● **Exercise details**:
The data below should be restated word for word, with every picture omitted.

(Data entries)

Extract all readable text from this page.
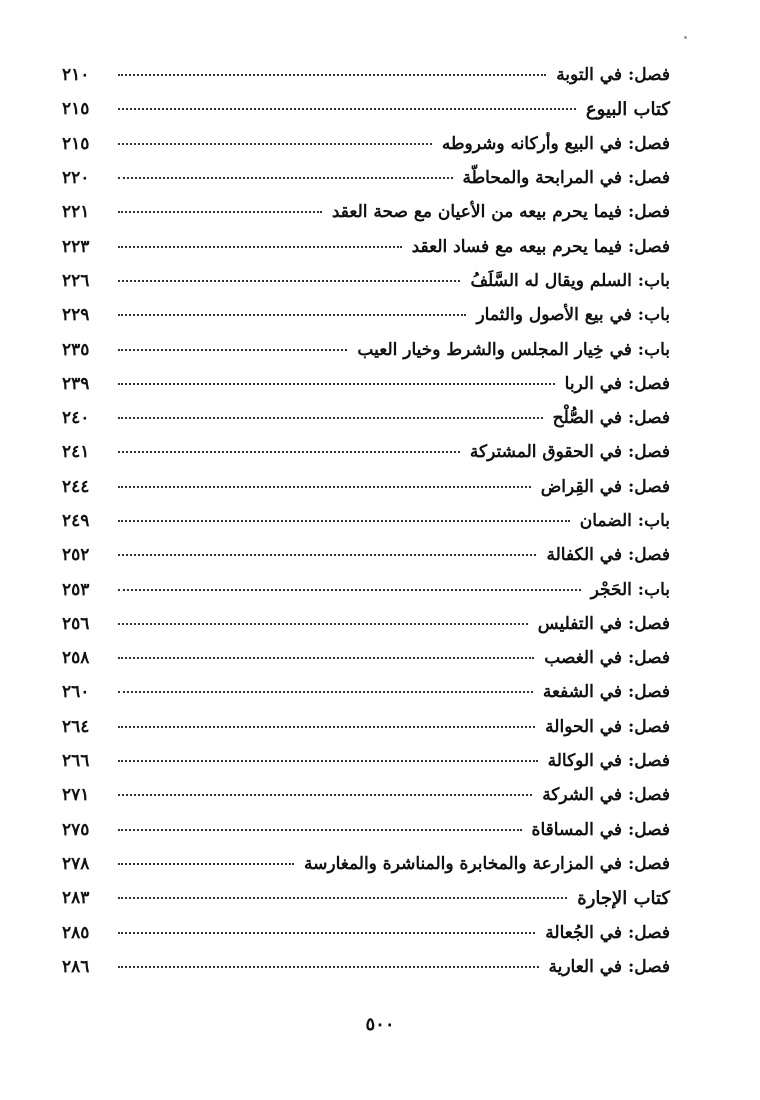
فصل: في التوبة
٢١٠
كتاب البيوع
٢١٥
فصل: في البيع وأركانه وشروطه
٢١٥
فصل: في المرابحة والمحاطّة
٢٢٠
فصل: فيما يحرم بيعه من الأعيان مع صحة العقد
٢٢١
فصل: فيما يحرم بيعه مع فساد العقد
٢٢٣
باب: السلم ويقال له السَّلَفُ
٢٢٦
باب: في بيع الأصول والثمار
٢٢٩
باب: في خِيار المجلس والشرط وخيار العيب
٢٣٥
فصل: في الربا
٢٣٩
فصل: في الصُّلْح
٢٤٠
فصل: في الحقوق المشتركة
٢٤١
فصل: في القِراض
٢٤٤
باب: الضمان
٢٤٩
فصل: في الكفالة
٢٥٢
باب: الحَجْر
٢٥٣
فصل: في التفليس
٢٥٦
فصل: في الغصب
٢٥٨
فصل: في الشفعة
٢٦٠
فصل: في الحوالة
٢٦٤
فصل: في الوكالة
٢٦٦
فصل: في الشركة
٢٧١
فصل: في المساقاة
٢٧٥
فصل: في المزارعة والمخابرة والمناشرة والمغارسة
٢٧٨
كتاب الإجارة
٢٨٣
فصل: في الجُعالة
٢٨٥
فصل: في العارية
٢٨٦
٥٠٠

● **Complete output**:
Extract all readable text from this page.
فصل: في التوبة
٢١٠
كتاب البيوع
٢١٥
فصل: في البيع وأركانه وشروطه
٢١٥
فصل: في المرابحة والمحاطّة
٢٢٠
فصل: فيما يحرم بيعه من الأعيان مع صحة العقد
٢٢١
فصل: فيما يحرم بيعه مع فساد العقد
٢٢٣
باب: السلم ويقال له السَّلَفُ
٢٢٦
باب: في بيع الأصول والثمار
٢٢٩
باب: في خِيار المجلس والشرط وخيار العيب
٢٣٥
فصل: في الربا
٢٣٩
فصل: في الصُّلْح
٢٤٠
فصل: في الحقوق المشتركة
٢٤١
فصل: في القِراض
٢٤٤
باب: الضمان
٢٤٩
فصل: في الكفالة
٢٥٢
باب: الحَجْر
٢٥٣
فصل: في التفليس
٢٥٦
فصل: في الغصب
٢٥٨
فصل: في الشفعة
٢٦٠
فصل: في الحوالة
٢٦٤
فصل: في الوكالة
٢٦٦
فصل: في الشركة
٢٧١
فصل: في المساقاة
٢٧٥
فصل: في المزارعة والمخابرة والمناشرة والمغارسة
٢٧٨
كتاب الإجارة
٢٨٣
فصل: في الجُعالة
٢٨٥
فصل: في العارية
٢٨٦
٥٠٠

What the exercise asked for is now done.